- Requirement: Examine the records and identify each line that includes the string "date". Copy those lines.
=== Supplied data ===
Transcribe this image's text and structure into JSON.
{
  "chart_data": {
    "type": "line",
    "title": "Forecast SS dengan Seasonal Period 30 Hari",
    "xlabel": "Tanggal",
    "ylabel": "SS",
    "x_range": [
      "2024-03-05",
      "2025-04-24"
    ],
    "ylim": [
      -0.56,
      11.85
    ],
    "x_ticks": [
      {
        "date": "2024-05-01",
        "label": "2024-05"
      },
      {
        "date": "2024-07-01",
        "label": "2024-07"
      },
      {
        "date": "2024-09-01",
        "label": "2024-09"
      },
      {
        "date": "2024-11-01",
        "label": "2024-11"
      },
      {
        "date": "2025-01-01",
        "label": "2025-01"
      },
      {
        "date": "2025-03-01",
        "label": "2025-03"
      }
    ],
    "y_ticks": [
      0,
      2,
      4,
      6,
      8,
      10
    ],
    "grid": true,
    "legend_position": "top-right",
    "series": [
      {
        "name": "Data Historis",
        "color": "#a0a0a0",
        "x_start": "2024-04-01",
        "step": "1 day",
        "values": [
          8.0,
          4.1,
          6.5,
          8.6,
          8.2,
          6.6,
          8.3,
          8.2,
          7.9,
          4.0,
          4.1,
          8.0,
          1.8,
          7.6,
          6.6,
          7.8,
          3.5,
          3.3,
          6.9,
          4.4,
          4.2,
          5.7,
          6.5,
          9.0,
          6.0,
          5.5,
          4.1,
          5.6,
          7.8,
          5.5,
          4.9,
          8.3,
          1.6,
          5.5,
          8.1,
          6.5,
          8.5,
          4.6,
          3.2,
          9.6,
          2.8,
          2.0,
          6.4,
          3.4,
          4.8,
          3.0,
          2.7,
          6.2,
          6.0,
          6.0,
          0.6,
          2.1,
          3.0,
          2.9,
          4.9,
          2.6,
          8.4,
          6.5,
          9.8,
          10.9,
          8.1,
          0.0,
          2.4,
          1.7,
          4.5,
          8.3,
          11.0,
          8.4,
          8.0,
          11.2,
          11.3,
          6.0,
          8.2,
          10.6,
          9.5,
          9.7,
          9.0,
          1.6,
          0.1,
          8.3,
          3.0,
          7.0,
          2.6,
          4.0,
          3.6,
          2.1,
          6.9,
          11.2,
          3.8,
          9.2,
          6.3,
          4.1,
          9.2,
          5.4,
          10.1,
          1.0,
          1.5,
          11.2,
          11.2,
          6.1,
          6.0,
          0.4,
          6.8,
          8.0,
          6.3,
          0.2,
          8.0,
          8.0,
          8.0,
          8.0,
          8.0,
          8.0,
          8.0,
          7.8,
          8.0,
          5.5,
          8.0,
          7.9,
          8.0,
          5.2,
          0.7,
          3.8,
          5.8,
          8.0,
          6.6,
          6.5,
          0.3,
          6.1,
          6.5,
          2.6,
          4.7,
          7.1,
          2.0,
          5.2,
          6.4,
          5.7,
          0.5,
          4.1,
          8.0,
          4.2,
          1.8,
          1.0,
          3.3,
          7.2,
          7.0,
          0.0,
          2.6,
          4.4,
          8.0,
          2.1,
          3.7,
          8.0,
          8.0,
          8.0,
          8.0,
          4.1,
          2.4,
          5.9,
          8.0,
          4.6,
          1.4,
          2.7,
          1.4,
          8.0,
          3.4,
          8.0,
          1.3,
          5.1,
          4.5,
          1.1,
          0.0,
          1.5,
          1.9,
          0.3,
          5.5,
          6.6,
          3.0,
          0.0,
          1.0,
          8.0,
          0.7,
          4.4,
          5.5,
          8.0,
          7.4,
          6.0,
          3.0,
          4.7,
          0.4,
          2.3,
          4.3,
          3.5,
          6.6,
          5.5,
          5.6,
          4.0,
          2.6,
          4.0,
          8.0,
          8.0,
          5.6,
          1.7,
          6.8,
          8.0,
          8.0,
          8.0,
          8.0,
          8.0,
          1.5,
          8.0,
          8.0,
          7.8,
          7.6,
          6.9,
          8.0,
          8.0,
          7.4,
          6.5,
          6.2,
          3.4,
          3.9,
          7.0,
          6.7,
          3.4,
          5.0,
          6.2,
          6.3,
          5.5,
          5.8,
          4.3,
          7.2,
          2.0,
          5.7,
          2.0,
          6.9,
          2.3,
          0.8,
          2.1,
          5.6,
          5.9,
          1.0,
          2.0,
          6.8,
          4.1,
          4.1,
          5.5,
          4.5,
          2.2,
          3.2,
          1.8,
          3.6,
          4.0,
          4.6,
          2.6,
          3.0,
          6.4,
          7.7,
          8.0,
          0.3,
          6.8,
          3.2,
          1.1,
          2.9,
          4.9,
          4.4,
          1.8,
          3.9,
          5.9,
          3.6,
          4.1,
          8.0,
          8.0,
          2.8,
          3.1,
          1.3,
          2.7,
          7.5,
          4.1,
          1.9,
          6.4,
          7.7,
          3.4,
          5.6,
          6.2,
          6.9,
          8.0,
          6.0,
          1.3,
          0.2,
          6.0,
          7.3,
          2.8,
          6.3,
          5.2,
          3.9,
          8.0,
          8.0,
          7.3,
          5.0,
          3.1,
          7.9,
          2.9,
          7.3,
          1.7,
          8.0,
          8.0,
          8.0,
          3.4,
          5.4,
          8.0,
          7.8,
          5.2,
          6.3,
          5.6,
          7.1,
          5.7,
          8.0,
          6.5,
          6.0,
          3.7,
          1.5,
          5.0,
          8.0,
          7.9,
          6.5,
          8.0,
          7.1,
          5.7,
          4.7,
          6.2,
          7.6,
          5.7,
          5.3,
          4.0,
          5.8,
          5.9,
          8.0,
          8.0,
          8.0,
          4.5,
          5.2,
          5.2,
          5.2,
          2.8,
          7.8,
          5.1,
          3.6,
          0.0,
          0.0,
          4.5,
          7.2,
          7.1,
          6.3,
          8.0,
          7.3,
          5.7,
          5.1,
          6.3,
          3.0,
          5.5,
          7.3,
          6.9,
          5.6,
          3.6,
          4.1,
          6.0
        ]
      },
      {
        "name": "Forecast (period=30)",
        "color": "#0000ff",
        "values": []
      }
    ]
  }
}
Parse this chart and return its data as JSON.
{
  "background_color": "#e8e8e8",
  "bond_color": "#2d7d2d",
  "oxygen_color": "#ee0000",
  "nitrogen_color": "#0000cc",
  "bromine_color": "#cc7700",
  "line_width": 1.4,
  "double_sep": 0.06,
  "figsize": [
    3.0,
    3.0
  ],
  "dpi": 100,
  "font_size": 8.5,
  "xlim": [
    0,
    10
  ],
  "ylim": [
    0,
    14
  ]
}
===
- Complete response:
        "date": "2024-05-01",
        "date": "2024-07-01",
        "date": "2024-09-01",
        "date": "2024-11-01",
        "date": "2025-01-01",
        "date": "2025-03-01",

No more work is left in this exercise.